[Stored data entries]
---

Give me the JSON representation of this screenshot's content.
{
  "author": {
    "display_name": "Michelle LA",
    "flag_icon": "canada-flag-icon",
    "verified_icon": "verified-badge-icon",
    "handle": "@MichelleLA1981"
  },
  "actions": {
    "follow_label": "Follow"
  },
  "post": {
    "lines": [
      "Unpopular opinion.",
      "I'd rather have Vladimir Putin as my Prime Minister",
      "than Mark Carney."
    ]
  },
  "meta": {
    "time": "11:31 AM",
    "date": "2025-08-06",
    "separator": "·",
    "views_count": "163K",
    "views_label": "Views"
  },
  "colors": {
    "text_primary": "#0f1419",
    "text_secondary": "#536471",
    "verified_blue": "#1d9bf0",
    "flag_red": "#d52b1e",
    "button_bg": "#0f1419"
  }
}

---

## Exercise
Extract the complete listing above, reproducing each line exactly.

## Full response
Give me the JSON representation of this screenshot's content.
{
  "author": {
    "display_name": "Michelle LA",
    "flag_icon": "canada-flag-icon",
    "verified_icon": "verified-badge-icon",
    "handle": "@MichelleLA1981"
  },
  "actions": {
    "follow_label": "Follow"
  },
  "post": {
    "lines": [
      "Unpopular opinion.",
      "I'd rather have Vladimir Putin as my Prime Minister",
      "than Mark Carney."
    ]
  },
  "meta": {
    "time": "11:31 AM",
    "date": "2025-08-06",
    "separator": "·",
    "views_count": "163K",
    "views_label": "Views"
  },
  "colors": {
    "text_primary": "#0f1419",
    "text_secondary": "#536471",
    "verified_blue": "#1d9bf0",
    "flag_red": "#d52b1e",
    "button_bg": "#0f1419"
  }
}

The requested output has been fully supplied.